> _Problem to work on_:
What follows is a block of records; restate each one word for word.

>> BEGIN

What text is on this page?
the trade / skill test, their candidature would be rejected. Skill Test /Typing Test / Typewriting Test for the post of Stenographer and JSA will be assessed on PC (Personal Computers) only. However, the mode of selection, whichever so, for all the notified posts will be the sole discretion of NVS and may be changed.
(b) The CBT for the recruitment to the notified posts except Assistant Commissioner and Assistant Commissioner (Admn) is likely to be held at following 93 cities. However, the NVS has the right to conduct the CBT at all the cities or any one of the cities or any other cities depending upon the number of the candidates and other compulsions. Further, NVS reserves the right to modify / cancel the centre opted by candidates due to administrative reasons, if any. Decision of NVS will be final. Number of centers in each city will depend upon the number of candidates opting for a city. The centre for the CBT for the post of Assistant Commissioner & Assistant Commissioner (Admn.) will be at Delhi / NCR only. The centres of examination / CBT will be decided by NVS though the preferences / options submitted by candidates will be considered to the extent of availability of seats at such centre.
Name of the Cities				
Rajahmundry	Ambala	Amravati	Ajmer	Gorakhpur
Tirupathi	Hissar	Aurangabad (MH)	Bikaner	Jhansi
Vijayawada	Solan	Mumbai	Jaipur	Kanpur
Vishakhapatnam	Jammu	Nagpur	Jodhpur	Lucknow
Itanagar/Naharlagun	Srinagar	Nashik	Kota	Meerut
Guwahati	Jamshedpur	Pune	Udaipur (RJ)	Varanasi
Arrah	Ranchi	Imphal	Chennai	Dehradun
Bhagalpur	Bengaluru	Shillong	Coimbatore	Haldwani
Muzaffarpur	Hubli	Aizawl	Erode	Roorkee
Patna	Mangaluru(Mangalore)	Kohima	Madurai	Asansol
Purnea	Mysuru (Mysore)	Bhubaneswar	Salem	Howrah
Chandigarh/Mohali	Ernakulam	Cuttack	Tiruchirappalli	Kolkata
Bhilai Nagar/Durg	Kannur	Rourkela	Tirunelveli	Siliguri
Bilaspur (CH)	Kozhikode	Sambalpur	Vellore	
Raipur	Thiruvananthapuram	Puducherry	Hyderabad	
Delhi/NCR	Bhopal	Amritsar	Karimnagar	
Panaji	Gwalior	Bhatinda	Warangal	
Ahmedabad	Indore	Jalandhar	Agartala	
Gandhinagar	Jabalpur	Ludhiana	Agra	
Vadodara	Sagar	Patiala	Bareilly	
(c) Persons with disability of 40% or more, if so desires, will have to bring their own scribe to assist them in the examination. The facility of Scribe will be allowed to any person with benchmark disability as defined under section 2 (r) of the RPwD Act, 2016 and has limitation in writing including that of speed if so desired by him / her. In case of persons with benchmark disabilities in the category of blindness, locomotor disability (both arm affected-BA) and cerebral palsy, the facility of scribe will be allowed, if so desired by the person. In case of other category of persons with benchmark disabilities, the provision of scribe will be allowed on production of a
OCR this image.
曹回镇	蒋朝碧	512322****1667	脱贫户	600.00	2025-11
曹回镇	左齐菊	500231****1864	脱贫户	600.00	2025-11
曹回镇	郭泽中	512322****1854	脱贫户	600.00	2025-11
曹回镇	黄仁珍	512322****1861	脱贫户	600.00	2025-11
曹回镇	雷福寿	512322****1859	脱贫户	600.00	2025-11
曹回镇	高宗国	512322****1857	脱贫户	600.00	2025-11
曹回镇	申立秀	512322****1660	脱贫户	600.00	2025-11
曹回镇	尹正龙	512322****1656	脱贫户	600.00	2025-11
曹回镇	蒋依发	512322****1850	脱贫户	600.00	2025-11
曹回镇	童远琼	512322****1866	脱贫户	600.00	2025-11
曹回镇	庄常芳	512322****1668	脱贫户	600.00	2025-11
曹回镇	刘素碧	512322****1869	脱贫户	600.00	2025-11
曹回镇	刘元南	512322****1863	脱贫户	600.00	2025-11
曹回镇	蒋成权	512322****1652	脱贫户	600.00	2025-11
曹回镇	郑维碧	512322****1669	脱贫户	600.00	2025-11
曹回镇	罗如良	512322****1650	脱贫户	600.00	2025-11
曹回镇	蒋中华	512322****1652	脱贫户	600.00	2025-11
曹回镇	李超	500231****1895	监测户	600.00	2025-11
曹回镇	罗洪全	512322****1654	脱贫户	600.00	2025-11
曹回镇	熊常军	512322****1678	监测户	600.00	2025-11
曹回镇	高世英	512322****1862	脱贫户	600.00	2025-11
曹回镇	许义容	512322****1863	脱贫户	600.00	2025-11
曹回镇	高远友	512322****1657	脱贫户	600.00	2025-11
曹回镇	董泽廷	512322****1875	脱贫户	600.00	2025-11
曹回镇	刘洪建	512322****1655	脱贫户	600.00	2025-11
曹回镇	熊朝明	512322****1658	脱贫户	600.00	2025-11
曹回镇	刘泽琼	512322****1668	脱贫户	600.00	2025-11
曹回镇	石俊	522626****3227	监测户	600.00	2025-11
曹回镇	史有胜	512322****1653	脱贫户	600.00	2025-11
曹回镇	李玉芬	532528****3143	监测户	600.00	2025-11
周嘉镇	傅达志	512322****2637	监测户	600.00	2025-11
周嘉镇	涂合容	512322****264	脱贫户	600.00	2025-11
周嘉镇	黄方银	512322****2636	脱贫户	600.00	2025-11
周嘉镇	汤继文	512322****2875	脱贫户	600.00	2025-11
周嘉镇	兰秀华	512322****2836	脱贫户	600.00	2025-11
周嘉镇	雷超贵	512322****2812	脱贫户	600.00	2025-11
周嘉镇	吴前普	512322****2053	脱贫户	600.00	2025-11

>> END

> _Reply to the exercise_:
What text is on this page?
the trade / skill test, their candidature would be rejected. Skill Test /Typing Test / Typewriting Test for the post of Stenographer and JSA will be assessed on PC (Personal Computers) only. However, the mode of selection, whichever so, for all the notified posts will be the sole discretion of NVS and may be changed.
(b) The CBT for the recruitment to the notified posts except Assistant Commissioner and Assistant Commissioner (Admn) is likely to be held at following 93 cities. However, the NVS has the right to conduct the CBT at all the cities or any one of the cities or any other cities depending upon the number of the candidates and other compulsions. Further, NVS reserves the right to modify / cancel the centre opted by candidates due to administrative reasons, if any. Decision of NVS will be final. Number of centers in each city will depend upon the number of candidates opting for a city. The centre for the CBT for the post of Assistant Commissioner & Assistant Commissioner (Admn.) will be at Delhi / NCR only. The centres of examination / CBT will be decided by NVS though the preferences / options submitted by candidates will be considered to the extent of availability of seats at such centre.
Name of the Cities				
Rajahmundry	Ambala	Amravati	Ajmer	Gorakhpur
Tirupathi	Hissar	Aurangabad (MH)	Bikaner	Jhansi
Vijayawada	Solan	Mumbai	Jaipur	Kanpur
Vishakhapatnam	Jammu	Nagpur	Jodhpur	Lucknow
Itanagar/Naharlagun	Srinagar	Nashik	Kota	Meerut
Guwahati	Jamshedpur	Pune	Udaipur (RJ)	Varanasi
Arrah	Ranchi	Imphal	Chennai	Dehradun
Bhagalpur	Bengaluru	Shillong	Coimbatore	Haldwani
Muzaffarpur	Hubli	Aizawl	Erode	Roorkee
Patna	Mangaluru(Mangalore)	Kohima	Madurai	Asansol
Purnea	Mysuru (Mysore)	Bhubaneswar	Salem	Howrah
Chandigarh/Mohali	Ernakulam	Cuttack	Tiruchirappalli	Kolkata
Bhilai Nagar/Durg	Kannur	Rourkela	Tirunelveli	Siliguri
Bilaspur (CH)	Kozhikode	Sambalpur	Vellore	
Raipur	Thiruvananthapuram	Puducherry	Hyderabad	
Delhi/NCR	Bhopal	Amritsar	Karimnagar	
Panaji	Gwalior	Bhatinda	Warangal	
Ahmedabad	Indore	Jalandhar	Agartala	
Gandhinagar	Jabalpur	Ludhiana	Agra	
Vadodara	Sagar	Patiala	Bareilly	
(c) Persons with disability of 40% or more, if so desires, will have to bring their own scribe to assist them in the examination. The facility of Scribe will be allowed to any person with benchmark disability as defined under section 2 (r) of the RPwD Act, 2016 and has limitation in writing including that of speed if so desired by him / her. In case of persons with benchmark disabilities in the category of blindness, locomotor disability (both arm affected-BA) and cerebral palsy, the facility of scribe will be allowed, if so desired by the person. In case of other category of persons with benchmark disabilities, the provision of scribe will be allowed on production of a
OCR this image.
曹回镇	蒋朝碧	512322****1667	脱贫户	600.00	2025-11
曹回镇	左齐菊	500231****1864	脱贫户	600.00	2025-11
曹回镇	郭泽中	512322****1854	脱贫户	600.00	2025-11
曹回镇	黄仁珍	512322****1861	脱贫户	600.00	2025-11
曹回镇	雷福寿	512322****1859	脱贫户	600.00	2025-11
曹回镇	高宗国	512322****1857	脱贫户	600.00	2025-11
曹回镇	申立秀	512322****1660	脱贫户	600.00	2025-11
曹回镇	尹正龙	512322****1656	脱贫户	600.00	2025-11
曹回镇	蒋依发	512322****1850	脱贫户	600.00	2025-11
曹回镇	童远琼	512322****1866	脱贫户	600.00	2025-11
曹回镇	庄常芳	512322****1668	脱贫户	600.00	2025-11
曹回镇	刘素碧	512322****1869	脱贫户	600.00	2025-11
曹回镇	刘元南	512322****1863	脱贫户	600.00	2025-11
曹回镇	蒋成权	512322****1652	脱贫户	600.00	2025-11
曹回镇	郑维碧	512322****1669	脱贫户	600.00	2025-11
曹回镇	罗如良	512322****1650	脱贫户	600.00	2025-11
曹回镇	蒋中华	512322****1652	脱贫户	600.00	2025-11
曹回镇	李超	500231****1895	监测户	600.00	2025-11
曹回镇	罗洪全	512322****1654	脱贫户	600.00	2025-11
曹回镇	熊常军	512322****1678	监测户	600.00	2025-11
曹回镇	高世英	512322****1862	脱贫户	600.00	2025-11
曹回镇	许义容	512322****1863	脱贫户	600.00	2025-11
曹回镇	高远友	512322****1657	脱贫户	600.00	2025-11
曹回镇	董泽廷	512322****1875	脱贫户	600.00	2025-11
曹回镇	刘洪建	512322****1655	脱贫户	600.00	2025-11
曹回镇	熊朝明	512322****1658	脱贫户	600.00	2025-11
曹回镇	刘泽琼	512322****1668	脱贫户	600.00	2025-11
曹回镇	石俊	522626****3227	监测户	600.00	2025-11
曹回镇	史有胜	512322****1653	脱贫户	600.00	2025-11
曹回镇	李玉芬	532528****3143	监测户	600.00	2025-11
周嘉镇	傅达志	512322****2637	监测户	600.00	2025-11
周嘉镇	涂合容	512322****264	脱贫户	600.00	2025-11
周嘉镇	黄方银	512322****2636	脱贫户	600.00	2025-11
周嘉镇	汤继文	512322****2875	脱贫户	600.00	2025-11
周嘉镇	兰秀华	512322****2836	脱贫户	600.00	2025-11
周嘉镇	雷超贵	512322****2812	脱贫户	600.00	2025-11
周嘉镇	吴前普	512322****2053	脱贫户	600.00	2025-11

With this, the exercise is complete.